=== Required work ===
Check each line of the listing for the word "this" and report how many lines contain it, giving nothing but the number.

=== Entries provided ===
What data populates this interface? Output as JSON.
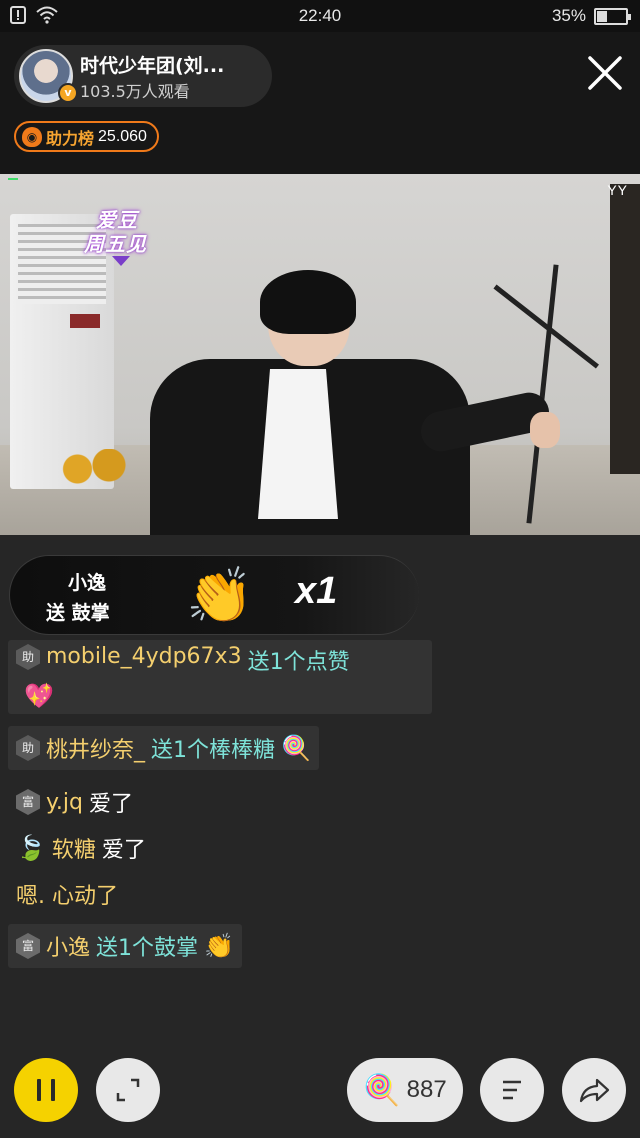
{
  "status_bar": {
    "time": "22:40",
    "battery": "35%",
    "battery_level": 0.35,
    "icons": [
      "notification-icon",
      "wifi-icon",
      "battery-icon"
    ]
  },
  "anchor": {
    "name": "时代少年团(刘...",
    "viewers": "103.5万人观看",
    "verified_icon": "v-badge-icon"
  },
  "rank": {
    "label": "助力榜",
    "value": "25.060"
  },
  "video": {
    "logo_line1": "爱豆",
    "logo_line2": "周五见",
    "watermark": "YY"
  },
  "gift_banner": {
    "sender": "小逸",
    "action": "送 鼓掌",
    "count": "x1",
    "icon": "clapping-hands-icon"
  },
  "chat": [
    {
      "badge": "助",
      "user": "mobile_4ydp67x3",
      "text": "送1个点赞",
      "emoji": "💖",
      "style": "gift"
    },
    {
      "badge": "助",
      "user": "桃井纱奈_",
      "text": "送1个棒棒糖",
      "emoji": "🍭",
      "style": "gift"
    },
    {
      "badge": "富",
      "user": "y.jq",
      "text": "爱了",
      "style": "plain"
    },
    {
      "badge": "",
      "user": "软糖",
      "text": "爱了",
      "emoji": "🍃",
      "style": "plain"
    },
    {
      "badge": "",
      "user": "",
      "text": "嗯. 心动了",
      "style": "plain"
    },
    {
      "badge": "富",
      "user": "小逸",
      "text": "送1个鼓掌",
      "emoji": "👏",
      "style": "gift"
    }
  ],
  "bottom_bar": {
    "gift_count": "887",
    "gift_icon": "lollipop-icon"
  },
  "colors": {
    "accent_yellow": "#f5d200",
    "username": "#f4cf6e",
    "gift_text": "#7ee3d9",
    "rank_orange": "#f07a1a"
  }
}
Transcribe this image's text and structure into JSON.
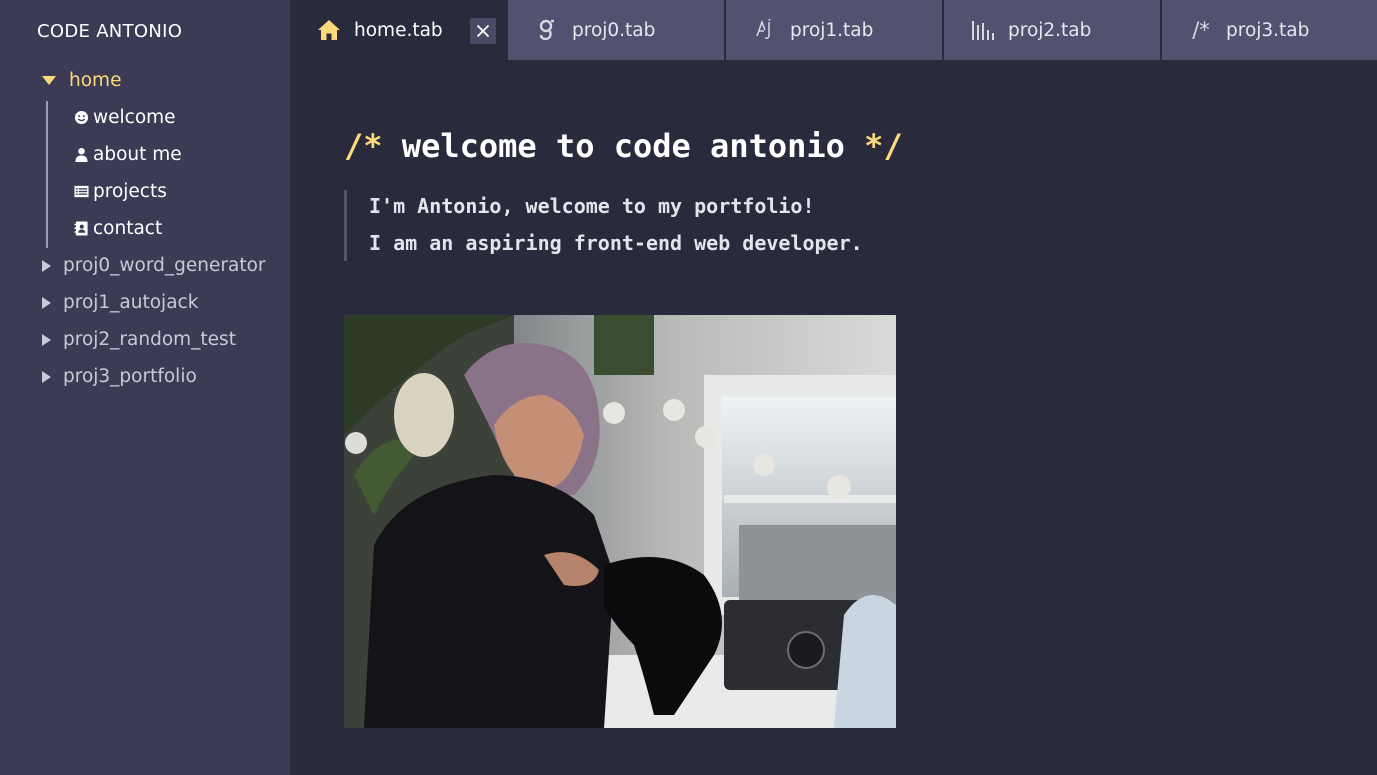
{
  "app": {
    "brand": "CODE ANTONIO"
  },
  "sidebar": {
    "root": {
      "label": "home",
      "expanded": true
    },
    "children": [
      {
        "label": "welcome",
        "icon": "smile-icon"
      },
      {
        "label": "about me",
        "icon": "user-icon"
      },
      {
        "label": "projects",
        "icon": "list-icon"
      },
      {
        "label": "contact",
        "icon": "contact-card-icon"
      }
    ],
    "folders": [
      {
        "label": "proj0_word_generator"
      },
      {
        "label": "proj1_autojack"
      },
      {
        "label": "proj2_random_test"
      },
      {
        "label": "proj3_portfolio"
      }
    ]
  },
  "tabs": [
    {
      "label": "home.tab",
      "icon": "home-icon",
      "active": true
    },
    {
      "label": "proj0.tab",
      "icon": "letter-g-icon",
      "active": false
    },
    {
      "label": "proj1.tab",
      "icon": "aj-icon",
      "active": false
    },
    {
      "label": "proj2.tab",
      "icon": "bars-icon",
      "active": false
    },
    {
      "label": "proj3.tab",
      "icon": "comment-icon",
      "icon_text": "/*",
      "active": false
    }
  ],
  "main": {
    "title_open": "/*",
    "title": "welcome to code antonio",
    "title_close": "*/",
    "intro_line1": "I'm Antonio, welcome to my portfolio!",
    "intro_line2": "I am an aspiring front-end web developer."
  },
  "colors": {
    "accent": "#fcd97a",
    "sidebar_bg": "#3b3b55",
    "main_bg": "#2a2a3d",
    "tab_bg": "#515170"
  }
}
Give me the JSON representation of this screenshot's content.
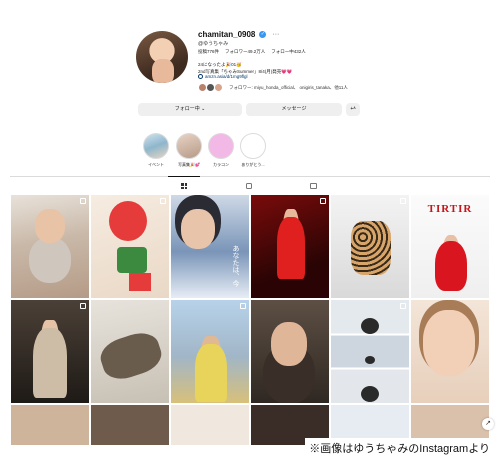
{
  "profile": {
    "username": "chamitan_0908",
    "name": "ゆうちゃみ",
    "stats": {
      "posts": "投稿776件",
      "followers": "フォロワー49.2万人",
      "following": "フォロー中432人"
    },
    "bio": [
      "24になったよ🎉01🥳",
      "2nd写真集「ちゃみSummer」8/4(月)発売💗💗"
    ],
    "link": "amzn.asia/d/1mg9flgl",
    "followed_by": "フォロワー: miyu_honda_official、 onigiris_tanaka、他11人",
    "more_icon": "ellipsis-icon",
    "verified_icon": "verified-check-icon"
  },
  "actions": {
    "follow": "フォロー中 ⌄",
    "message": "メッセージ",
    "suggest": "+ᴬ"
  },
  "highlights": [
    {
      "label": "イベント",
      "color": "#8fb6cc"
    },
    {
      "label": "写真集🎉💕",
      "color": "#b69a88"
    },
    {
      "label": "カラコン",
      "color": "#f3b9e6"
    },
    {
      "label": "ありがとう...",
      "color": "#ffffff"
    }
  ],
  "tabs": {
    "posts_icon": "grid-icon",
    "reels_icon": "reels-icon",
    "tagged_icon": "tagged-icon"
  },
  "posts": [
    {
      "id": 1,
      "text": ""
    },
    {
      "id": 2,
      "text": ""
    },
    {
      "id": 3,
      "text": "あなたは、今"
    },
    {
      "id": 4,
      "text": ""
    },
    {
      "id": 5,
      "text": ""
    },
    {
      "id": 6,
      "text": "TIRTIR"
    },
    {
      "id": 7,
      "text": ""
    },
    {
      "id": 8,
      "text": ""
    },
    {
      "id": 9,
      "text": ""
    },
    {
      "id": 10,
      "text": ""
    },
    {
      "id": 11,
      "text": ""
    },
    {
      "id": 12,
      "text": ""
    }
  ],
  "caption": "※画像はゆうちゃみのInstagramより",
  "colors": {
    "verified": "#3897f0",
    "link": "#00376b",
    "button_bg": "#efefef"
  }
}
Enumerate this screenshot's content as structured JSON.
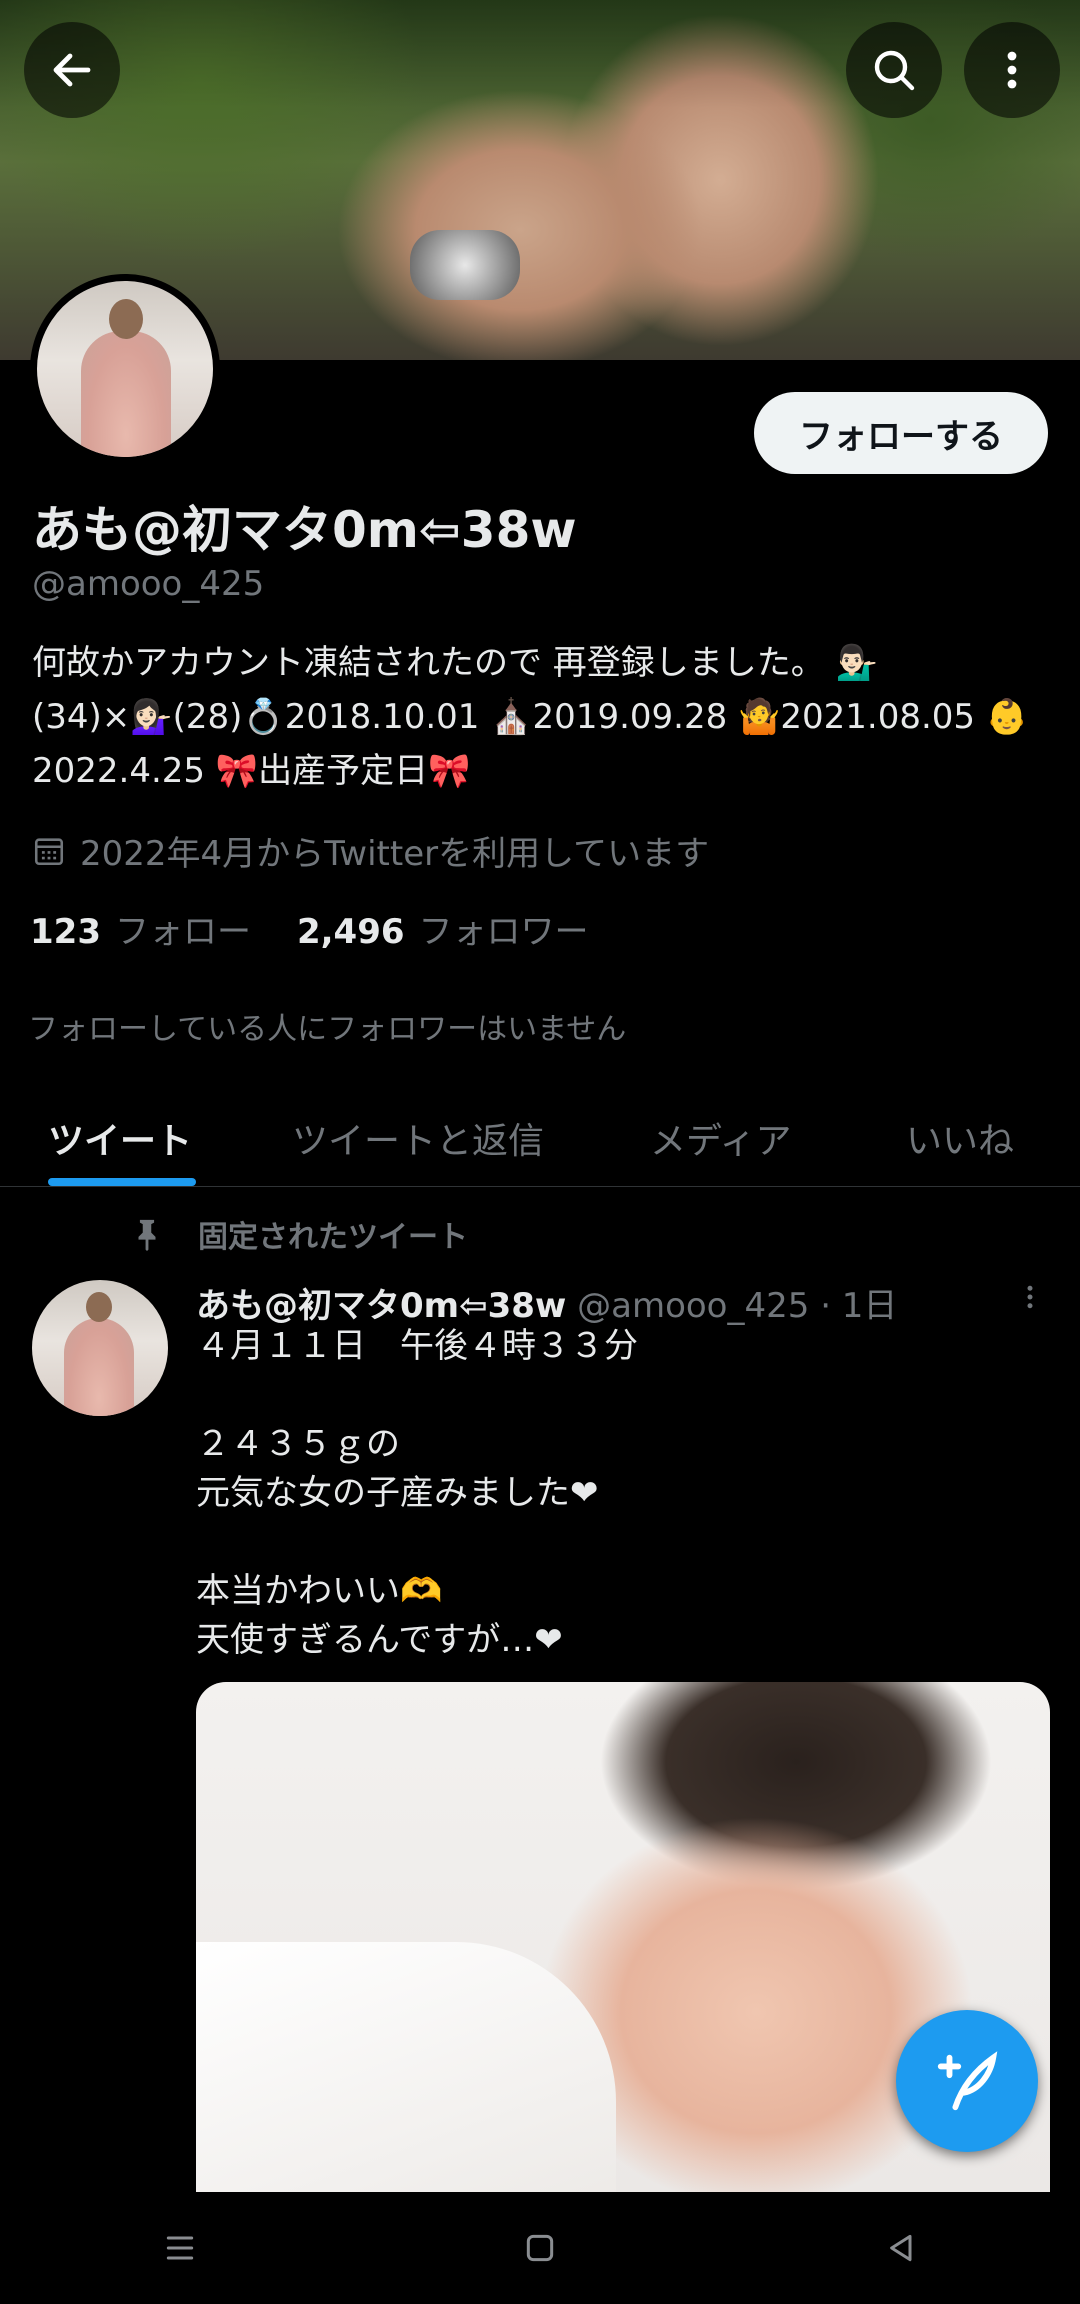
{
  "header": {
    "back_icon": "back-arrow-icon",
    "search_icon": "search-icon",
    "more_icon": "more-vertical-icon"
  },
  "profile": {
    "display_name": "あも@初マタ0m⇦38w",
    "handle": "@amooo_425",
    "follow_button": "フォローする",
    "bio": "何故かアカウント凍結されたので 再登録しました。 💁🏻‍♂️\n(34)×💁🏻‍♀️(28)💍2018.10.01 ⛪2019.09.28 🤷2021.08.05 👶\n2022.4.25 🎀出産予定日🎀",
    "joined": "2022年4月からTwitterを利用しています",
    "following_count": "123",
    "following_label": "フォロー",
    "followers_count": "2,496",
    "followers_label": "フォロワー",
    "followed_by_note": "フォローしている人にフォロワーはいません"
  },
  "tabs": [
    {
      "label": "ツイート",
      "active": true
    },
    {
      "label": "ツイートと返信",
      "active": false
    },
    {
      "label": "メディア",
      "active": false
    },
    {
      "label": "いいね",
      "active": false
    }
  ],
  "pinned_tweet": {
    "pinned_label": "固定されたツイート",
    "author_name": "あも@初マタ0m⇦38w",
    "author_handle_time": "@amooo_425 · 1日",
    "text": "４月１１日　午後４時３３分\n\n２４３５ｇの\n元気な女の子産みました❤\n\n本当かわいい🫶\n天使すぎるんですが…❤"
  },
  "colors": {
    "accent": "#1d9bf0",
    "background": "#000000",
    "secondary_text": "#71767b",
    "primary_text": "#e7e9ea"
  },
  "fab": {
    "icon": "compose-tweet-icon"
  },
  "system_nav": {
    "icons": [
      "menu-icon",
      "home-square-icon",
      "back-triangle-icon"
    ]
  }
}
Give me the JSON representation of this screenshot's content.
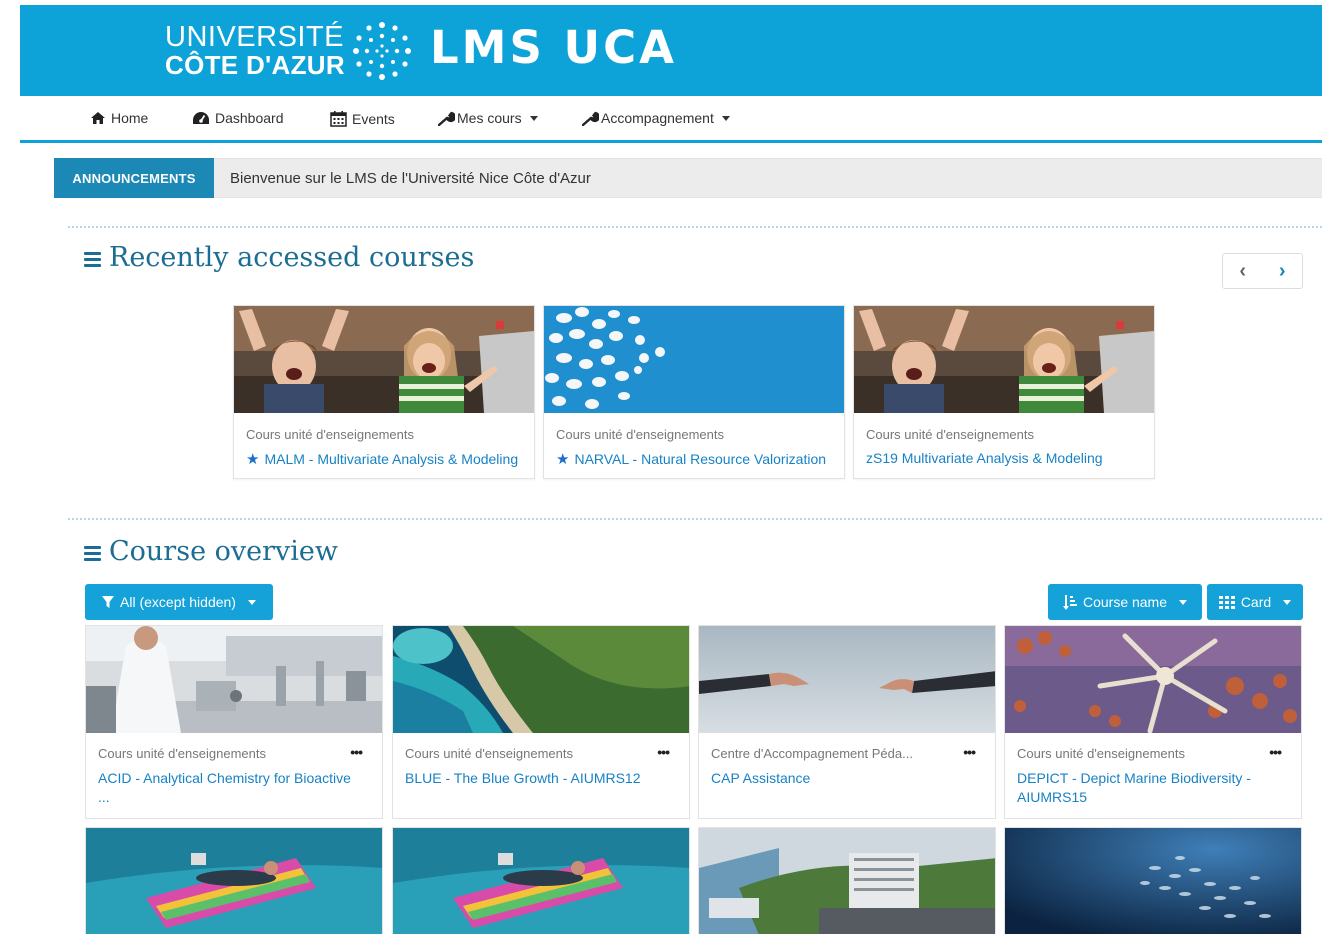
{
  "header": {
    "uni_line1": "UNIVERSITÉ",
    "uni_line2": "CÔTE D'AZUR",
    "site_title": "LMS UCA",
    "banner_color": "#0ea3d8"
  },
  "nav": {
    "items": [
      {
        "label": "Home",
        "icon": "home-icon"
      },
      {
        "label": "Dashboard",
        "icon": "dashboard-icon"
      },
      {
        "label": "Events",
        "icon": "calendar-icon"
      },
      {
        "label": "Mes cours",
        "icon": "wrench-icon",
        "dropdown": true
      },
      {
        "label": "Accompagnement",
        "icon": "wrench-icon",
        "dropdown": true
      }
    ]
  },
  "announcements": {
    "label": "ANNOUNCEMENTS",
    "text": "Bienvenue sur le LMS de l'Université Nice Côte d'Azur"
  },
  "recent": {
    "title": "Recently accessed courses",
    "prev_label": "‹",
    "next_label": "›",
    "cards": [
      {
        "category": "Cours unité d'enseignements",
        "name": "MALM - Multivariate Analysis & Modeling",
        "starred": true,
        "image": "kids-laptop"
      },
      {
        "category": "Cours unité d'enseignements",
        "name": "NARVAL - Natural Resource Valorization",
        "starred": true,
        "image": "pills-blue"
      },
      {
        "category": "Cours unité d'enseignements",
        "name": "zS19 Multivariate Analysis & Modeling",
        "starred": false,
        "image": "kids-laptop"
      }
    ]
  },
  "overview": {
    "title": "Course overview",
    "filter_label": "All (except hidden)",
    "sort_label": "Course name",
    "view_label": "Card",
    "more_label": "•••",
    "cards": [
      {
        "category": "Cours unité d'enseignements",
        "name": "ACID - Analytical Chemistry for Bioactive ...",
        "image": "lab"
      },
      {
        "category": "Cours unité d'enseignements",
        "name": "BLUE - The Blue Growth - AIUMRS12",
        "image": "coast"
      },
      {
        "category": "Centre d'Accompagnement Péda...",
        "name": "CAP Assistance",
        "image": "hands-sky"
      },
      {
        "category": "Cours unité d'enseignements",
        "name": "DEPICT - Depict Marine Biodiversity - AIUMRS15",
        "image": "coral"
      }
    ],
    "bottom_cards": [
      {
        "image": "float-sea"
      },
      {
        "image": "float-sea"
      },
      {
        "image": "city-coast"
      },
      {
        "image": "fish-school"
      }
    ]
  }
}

=== Exercise output ===
5